::: EXERCISE DATA
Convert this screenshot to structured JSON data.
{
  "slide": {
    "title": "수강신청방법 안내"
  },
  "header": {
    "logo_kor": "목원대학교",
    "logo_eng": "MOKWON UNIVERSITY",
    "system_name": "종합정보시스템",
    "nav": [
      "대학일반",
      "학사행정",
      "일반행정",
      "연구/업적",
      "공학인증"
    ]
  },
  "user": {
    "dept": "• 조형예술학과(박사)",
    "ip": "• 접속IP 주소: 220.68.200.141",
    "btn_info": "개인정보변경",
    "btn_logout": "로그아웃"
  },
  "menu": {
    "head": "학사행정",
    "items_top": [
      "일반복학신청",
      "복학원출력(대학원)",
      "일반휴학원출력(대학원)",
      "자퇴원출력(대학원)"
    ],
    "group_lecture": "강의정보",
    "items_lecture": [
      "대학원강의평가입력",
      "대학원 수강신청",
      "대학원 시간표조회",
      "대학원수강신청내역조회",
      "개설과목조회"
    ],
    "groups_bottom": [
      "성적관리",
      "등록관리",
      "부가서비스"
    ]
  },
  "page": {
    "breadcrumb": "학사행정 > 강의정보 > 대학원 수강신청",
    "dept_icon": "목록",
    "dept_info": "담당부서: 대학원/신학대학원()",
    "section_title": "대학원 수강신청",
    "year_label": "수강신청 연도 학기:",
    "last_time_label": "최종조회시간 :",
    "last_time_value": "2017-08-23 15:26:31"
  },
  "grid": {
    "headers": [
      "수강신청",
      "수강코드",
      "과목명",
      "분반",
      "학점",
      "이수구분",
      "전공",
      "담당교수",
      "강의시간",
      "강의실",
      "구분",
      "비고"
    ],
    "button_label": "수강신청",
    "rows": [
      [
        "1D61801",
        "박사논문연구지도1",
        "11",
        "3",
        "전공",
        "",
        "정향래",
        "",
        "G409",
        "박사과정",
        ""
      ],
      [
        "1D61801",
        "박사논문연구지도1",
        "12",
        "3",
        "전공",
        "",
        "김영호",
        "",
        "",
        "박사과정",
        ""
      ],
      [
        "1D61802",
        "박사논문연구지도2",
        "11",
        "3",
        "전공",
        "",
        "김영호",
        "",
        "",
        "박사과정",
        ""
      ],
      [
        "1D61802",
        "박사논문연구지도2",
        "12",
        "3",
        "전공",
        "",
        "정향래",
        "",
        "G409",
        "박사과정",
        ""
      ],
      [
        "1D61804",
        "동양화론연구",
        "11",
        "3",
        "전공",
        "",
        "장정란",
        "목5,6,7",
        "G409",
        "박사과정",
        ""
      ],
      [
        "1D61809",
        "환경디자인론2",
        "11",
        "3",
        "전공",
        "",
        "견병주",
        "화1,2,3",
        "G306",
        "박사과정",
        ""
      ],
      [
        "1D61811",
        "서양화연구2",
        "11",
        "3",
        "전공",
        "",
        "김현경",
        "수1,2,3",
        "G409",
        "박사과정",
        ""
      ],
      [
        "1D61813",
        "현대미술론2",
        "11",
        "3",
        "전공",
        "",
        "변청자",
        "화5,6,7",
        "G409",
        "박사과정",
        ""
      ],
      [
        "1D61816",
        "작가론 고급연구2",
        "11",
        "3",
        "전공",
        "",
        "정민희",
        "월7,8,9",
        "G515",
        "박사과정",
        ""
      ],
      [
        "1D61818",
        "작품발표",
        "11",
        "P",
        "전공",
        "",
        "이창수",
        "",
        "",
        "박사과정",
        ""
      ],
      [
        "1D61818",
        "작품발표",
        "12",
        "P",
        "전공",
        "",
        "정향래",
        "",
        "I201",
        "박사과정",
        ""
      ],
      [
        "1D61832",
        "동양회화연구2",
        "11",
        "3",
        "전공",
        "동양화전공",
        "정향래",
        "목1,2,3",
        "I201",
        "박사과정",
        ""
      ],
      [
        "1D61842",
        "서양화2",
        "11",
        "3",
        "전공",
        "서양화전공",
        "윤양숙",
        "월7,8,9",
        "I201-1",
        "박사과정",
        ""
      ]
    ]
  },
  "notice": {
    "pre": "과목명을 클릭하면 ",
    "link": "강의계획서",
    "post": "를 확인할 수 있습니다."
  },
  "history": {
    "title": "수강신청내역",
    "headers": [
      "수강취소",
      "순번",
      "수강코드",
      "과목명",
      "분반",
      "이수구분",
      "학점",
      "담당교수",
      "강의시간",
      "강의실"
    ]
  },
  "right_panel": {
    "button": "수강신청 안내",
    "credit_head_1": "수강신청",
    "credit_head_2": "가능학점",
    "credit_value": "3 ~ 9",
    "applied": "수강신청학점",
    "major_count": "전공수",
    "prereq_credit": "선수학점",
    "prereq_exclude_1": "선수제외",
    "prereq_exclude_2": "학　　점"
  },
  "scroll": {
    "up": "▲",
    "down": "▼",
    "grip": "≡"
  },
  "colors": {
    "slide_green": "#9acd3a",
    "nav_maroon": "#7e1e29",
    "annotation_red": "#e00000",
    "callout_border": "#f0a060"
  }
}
::::::
_TASK BRIEF:_ Extract all the material, leaving every line as it is.

_ANSWER FOR THIS EXERCISE:_
Convert this screenshot to structured JSON data.
{
  "slide": {
    "title": "수강신청방법 안내"
  },
  "header": {
    "logo_kor": "목원대학교",
    "logo_eng": "MOKWON UNIVERSITY",
    "system_name": "종합정보시스템",
    "nav": [
      "대학일반",
      "학사행정",
      "일반행정",
      "연구/업적",
      "공학인증"
    ]
  },
  "user": {
    "dept": "• 조형예술학과(박사)",
    "ip": "• 접속IP 주소: 220.68.200.141",
    "btn_info": "개인정보변경",
    "btn_logout": "로그아웃"
  },
  "menu": {
    "head": "학사행정",
    "items_top": [
      "일반복학신청",
      "복학원출력(대학원)",
      "일반휴학원출력(대학원)",
      "자퇴원출력(대학원)"
    ],
    "group_lecture": "강의정보",
    "items_lecture": [
      "대학원강의평가입력",
      "대학원 수강신청",
      "대학원 시간표조회",
      "대학원수강신청내역조회",
      "개설과목조회"
    ],
    "groups_bottom": [
      "성적관리",
      "등록관리",
      "부가서비스"
    ]
  },
  "page": {
    "breadcrumb": "학사행정 > 강의정보 > 대학원 수강신청",
    "dept_icon": "목록",
    "dept_info": "담당부서: 대학원/신학대학원()",
    "section_title": "대학원 수강신청",
    "year_label": "수강신청 연도 학기:",
    "last_time_label": "최종조회시간 :",
    "last_time_value": "2017-08-23 15:26:31"
  },
  "grid": {
    "headers": [
      "수강신청",
      "수강코드",
      "과목명",
      "분반",
      "학점",
      "이수구분",
      "전공",
      "담당교수",
      "강의시간",
      "강의실",
      "구분",
      "비고"
    ],
    "button_label": "수강신청",
    "rows": [
      [
        "1D61801",
        "박사논문연구지도1",
        "11",
        "3",
        "전공",
        "",
        "정향래",
        "",
        "G409",
        "박사과정",
        ""
      ],
      [
        "1D61801",
        "박사논문연구지도1",
        "12",
        "3",
        "전공",
        "",
        "김영호",
        "",
        "",
        "박사과정",
        ""
      ],
      [
        "1D61802",
        "박사논문연구지도2",
        "11",
        "3",
        "전공",
        "",
        "김영호",
        "",
        "",
        "박사과정",
        ""
      ],
      [
        "1D61802",
        "박사논문연구지도2",
        "12",
        "3",
        "전공",
        "",
        "정향래",
        "",
        "G409",
        "박사과정",
        ""
      ],
      [
        "1D61804",
        "동양화론연구",
        "11",
        "3",
        "전공",
        "",
        "장정란",
        "목5,6,7",
        "G409",
        "박사과정",
        ""
      ],
      [
        "1D61809",
        "환경디자인론2",
        "11",
        "3",
        "전공",
        "",
        "견병주",
        "화1,2,3",
        "G306",
        "박사과정",
        ""
      ],
      [
        "1D61811",
        "서양화연구2",
        "11",
        "3",
        "전공",
        "",
        "김현경",
        "수1,2,3",
        "G409",
        "박사과정",
        ""
      ],
      [
        "1D61813",
        "현대미술론2",
        "11",
        "3",
        "전공",
        "",
        "변청자",
        "화5,6,7",
        "G409",
        "박사과정",
        ""
      ],
      [
        "1D61816",
        "작가론 고급연구2",
        "11",
        "3",
        "전공",
        "",
        "정민희",
        "월7,8,9",
        "G515",
        "박사과정",
        ""
      ],
      [
        "1D61818",
        "작품발표",
        "11",
        "P",
        "전공",
        "",
        "이창수",
        "",
        "",
        "박사과정",
        ""
      ],
      [
        "1D61818",
        "작품발표",
        "12",
        "P",
        "전공",
        "",
        "정향래",
        "",
        "I201",
        "박사과정",
        ""
      ],
      [
        "1D61832",
        "동양회화연구2",
        "11",
        "3",
        "전공",
        "동양화전공",
        "정향래",
        "목1,2,3",
        "I201",
        "박사과정",
        ""
      ],
      [
        "1D61842",
        "서양화2",
        "11",
        "3",
        "전공",
        "서양화전공",
        "윤양숙",
        "월7,8,9",
        "I201-1",
        "박사과정",
        ""
      ]
    ]
  },
  "notice": {
    "pre": "과목명을 클릭하면 ",
    "link": "강의계획서",
    "post": "를 확인할 수 있습니다."
  },
  "history": {
    "title": "수강신청내역",
    "headers": [
      "수강취소",
      "순번",
      "수강코드",
      "과목명",
      "분반",
      "이수구분",
      "학점",
      "담당교수",
      "강의시간",
      "강의실"
    ]
  },
  "right_panel": {
    "button": "수강신청 안내",
    "credit_head_1": "수강신청",
    "credit_head_2": "가능학점",
    "credit_value": "3 ~ 9",
    "applied": "수강신청학점",
    "major_count": "전공수",
    "prereq_credit": "선수학점",
    "prereq_exclude_1": "선수제외",
    "prereq_exclude_2": "학　　점"
  },
  "scroll": {
    "up": "▲",
    "down": "▼",
    "grip": "≡"
  },
  "colors": {
    "slide_green": "#9acd3a",
    "nav_maroon": "#7e1e29",
    "annotation_red": "#e00000",
    "callout_border": "#f0a060"
  }
}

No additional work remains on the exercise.